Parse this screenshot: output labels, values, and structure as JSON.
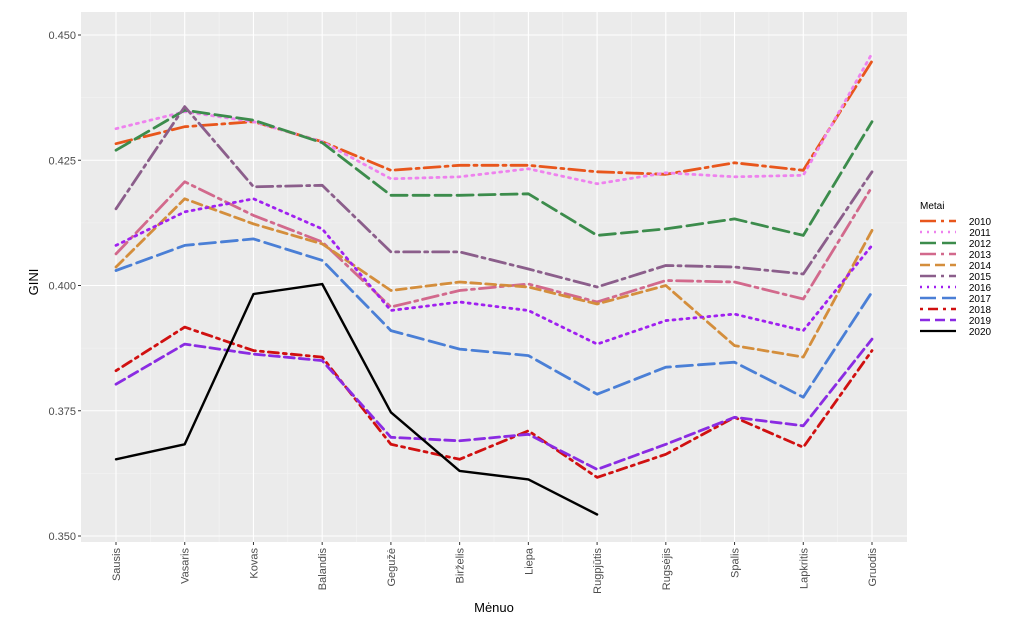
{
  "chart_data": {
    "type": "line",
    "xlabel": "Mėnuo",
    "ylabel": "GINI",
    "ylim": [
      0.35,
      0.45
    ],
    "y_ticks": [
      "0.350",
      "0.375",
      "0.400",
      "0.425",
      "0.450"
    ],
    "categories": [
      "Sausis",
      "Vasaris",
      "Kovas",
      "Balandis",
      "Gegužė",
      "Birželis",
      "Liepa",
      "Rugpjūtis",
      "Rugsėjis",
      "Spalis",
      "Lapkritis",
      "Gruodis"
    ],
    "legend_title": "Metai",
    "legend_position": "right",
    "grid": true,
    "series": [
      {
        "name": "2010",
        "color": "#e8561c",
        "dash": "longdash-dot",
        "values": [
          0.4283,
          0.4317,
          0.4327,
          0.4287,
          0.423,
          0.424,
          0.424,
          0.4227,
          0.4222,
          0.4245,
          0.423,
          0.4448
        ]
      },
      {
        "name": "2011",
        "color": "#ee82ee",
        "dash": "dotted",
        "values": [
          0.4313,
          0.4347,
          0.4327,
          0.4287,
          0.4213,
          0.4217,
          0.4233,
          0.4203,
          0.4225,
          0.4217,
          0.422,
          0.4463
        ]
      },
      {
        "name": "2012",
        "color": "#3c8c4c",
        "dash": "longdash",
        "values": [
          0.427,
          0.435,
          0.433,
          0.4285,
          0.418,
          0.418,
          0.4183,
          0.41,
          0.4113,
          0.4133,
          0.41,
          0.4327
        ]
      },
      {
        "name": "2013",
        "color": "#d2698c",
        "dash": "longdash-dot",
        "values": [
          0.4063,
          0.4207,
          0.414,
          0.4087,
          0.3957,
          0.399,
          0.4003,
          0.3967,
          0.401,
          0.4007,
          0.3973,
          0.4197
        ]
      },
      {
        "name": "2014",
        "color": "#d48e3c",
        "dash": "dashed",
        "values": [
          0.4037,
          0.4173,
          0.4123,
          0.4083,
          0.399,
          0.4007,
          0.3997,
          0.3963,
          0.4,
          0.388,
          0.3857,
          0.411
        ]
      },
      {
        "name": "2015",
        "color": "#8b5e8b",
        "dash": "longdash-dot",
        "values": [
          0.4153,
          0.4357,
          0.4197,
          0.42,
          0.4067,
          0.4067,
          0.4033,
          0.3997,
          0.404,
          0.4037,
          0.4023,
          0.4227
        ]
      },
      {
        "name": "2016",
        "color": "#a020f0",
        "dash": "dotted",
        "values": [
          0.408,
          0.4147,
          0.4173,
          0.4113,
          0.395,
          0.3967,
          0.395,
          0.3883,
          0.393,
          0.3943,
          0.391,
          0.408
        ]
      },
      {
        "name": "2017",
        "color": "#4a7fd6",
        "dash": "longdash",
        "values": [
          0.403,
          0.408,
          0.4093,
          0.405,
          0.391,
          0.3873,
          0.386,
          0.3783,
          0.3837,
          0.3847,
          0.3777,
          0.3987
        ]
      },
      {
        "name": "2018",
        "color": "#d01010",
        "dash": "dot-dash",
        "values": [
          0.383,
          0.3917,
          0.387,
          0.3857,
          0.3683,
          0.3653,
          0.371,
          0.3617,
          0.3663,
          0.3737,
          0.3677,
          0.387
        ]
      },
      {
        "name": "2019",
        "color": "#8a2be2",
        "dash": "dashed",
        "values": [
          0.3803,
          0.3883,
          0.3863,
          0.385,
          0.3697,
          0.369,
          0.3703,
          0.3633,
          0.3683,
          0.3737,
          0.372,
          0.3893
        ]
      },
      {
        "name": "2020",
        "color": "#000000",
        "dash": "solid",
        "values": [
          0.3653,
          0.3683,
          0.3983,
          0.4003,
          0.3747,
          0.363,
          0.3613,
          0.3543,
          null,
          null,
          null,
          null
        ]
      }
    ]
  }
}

Description of the task
Without the pictures, return the entries exactly as they appear.

Finished answer
Parse this screenshot: output labels, values, and structure as JSON.
{
  "chart_data": {
    "type": "line",
    "xlabel": "Mėnuo",
    "ylabel": "GINI",
    "ylim": [
      0.35,
      0.45
    ],
    "y_ticks": [
      "0.350",
      "0.375",
      "0.400",
      "0.425",
      "0.450"
    ],
    "categories": [
      "Sausis",
      "Vasaris",
      "Kovas",
      "Balandis",
      "Gegužė",
      "Birželis",
      "Liepa",
      "Rugpjūtis",
      "Rugsėjis",
      "Spalis",
      "Lapkritis",
      "Gruodis"
    ],
    "legend_title": "Metai",
    "legend_position": "right",
    "grid": true,
    "series": [
      {
        "name": "2010",
        "color": "#e8561c",
        "dash": "longdash-dot",
        "values": [
          0.4283,
          0.4317,
          0.4327,
          0.4287,
          0.423,
          0.424,
          0.424,
          0.4227,
          0.4222,
          0.4245,
          0.423,
          0.4448
        ]
      },
      {
        "name": "2011",
        "color": "#ee82ee",
        "dash": "dotted",
        "values": [
          0.4313,
          0.4347,
          0.4327,
          0.4287,
          0.4213,
          0.4217,
          0.4233,
          0.4203,
          0.4225,
          0.4217,
          0.422,
          0.4463
        ]
      },
      {
        "name": "2012",
        "color": "#3c8c4c",
        "dash": "longdash",
        "values": [
          0.427,
          0.435,
          0.433,
          0.4285,
          0.418,
          0.418,
          0.4183,
          0.41,
          0.4113,
          0.4133,
          0.41,
          0.4327
        ]
      },
      {
        "name": "2013",
        "color": "#d2698c",
        "dash": "longdash-dot",
        "values": [
          0.4063,
          0.4207,
          0.414,
          0.4087,
          0.3957,
          0.399,
          0.4003,
          0.3967,
          0.401,
          0.4007,
          0.3973,
          0.4197
        ]
      },
      {
        "name": "2014",
        "color": "#d48e3c",
        "dash": "dashed",
        "values": [
          0.4037,
          0.4173,
          0.4123,
          0.4083,
          0.399,
          0.4007,
          0.3997,
          0.3963,
          0.4,
          0.388,
          0.3857,
          0.411
        ]
      },
      {
        "name": "2015",
        "color": "#8b5e8b",
        "dash": "longdash-dot",
        "values": [
          0.4153,
          0.4357,
          0.4197,
          0.42,
          0.4067,
          0.4067,
          0.4033,
          0.3997,
          0.404,
          0.4037,
          0.4023,
          0.4227
        ]
      },
      {
        "name": "2016",
        "color": "#a020f0",
        "dash": "dotted",
        "values": [
          0.408,
          0.4147,
          0.4173,
          0.4113,
          0.395,
          0.3967,
          0.395,
          0.3883,
          0.393,
          0.3943,
          0.391,
          0.408
        ]
      },
      {
        "name": "2017",
        "color": "#4a7fd6",
        "dash": "longdash",
        "values": [
          0.403,
          0.408,
          0.4093,
          0.405,
          0.391,
          0.3873,
          0.386,
          0.3783,
          0.3837,
          0.3847,
          0.3777,
          0.3987
        ]
      },
      {
        "name": "2018",
        "color": "#d01010",
        "dash": "dot-dash",
        "values": [
          0.383,
          0.3917,
          0.387,
          0.3857,
          0.3683,
          0.3653,
          0.371,
          0.3617,
          0.3663,
          0.3737,
          0.3677,
          0.387
        ]
      },
      {
        "name": "2019",
        "color": "#8a2be2",
        "dash": "dashed",
        "values": [
          0.3803,
          0.3883,
          0.3863,
          0.385,
          0.3697,
          0.369,
          0.3703,
          0.3633,
          0.3683,
          0.3737,
          0.372,
          0.3893
        ]
      },
      {
        "name": "2020",
        "color": "#000000",
        "dash": "solid",
        "values": [
          0.3653,
          0.3683,
          0.3983,
          0.4003,
          0.3747,
          0.363,
          0.3613,
          0.3543,
          null,
          null,
          null,
          null
        ]
      }
    ]
  }
}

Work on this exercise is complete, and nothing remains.